The problem:
Transcribe the material word for word, but without the images.

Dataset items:
+++
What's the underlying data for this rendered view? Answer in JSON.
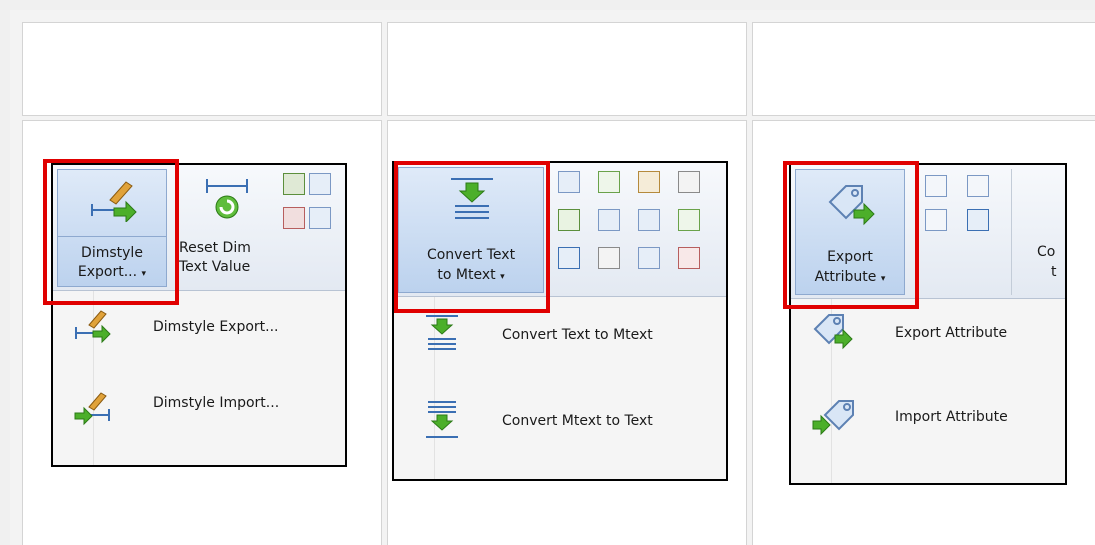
{
  "panels": {
    "dimstyle": {
      "big_button_line1": "Dimstyle",
      "big_button_line2": "Export...",
      "reset_line1": "Reset Dim",
      "reset_line2": "Text Value",
      "menu": [
        {
          "label": "Dimstyle Export...",
          "icon": "dimstyle-export-icon"
        },
        {
          "label": "Dimstyle Import...",
          "icon": "dimstyle-import-icon"
        }
      ]
    },
    "convert": {
      "big_button_line1": "Convert Text",
      "big_button_line2": "to Mtext",
      "menu": [
        {
          "label": "Convert Text to Mtext",
          "icon": "convert-text-to-mtext-icon"
        },
        {
          "label": "Convert Mtext to Text",
          "icon": "convert-mtext-to-text-icon"
        }
      ]
    },
    "attribute": {
      "big_button_line1": "Export",
      "big_button_line2": "Attribute",
      "cut_label_1": "Co",
      "cut_label_2": "t",
      "menu": [
        {
          "label": "Export Attribute",
          "icon": "export-attribute-icon"
        },
        {
          "label": "Import Attribute",
          "icon": "import-attribute-icon"
        }
      ]
    }
  },
  "dropdown_glyph": "▾",
  "colors": {
    "highlight_border": "#e00000",
    "button_blue": "#bcd2ee",
    "arrow_green": "#4caf2a"
  }
}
+++
Result for this task:
What's the underlying data for this rendered view? Answer in JSON.
{
  "panels": {
    "dimstyle": {
      "big_button_line1": "Dimstyle",
      "big_button_line2": "Export...",
      "reset_line1": "Reset Dim",
      "reset_line2": "Text Value",
      "menu": [
        {
          "label": "Dimstyle Export...",
          "icon": "dimstyle-export-icon"
        },
        {
          "label": "Dimstyle Import...",
          "icon": "dimstyle-import-icon"
        }
      ]
    },
    "convert": {
      "big_button_line1": "Convert Text",
      "big_button_line2": "to Mtext",
      "menu": [
        {
          "label": "Convert Text to Mtext",
          "icon": "convert-text-to-mtext-icon"
        },
        {
          "label": "Convert Mtext to Text",
          "icon": "convert-mtext-to-text-icon"
        }
      ]
    },
    "attribute": {
      "big_button_line1": "Export",
      "big_button_line2": "Attribute",
      "cut_label_1": "Co",
      "cut_label_2": "t",
      "menu": [
        {
          "label": "Export Attribute",
          "icon": "export-attribute-icon"
        },
        {
          "label": "Import Attribute",
          "icon": "import-attribute-icon"
        }
      ]
    }
  },
  "dropdown_glyph": "▾",
  "colors": {
    "highlight_border": "#e00000",
    "button_blue": "#bcd2ee",
    "arrow_green": "#4caf2a"
  }
}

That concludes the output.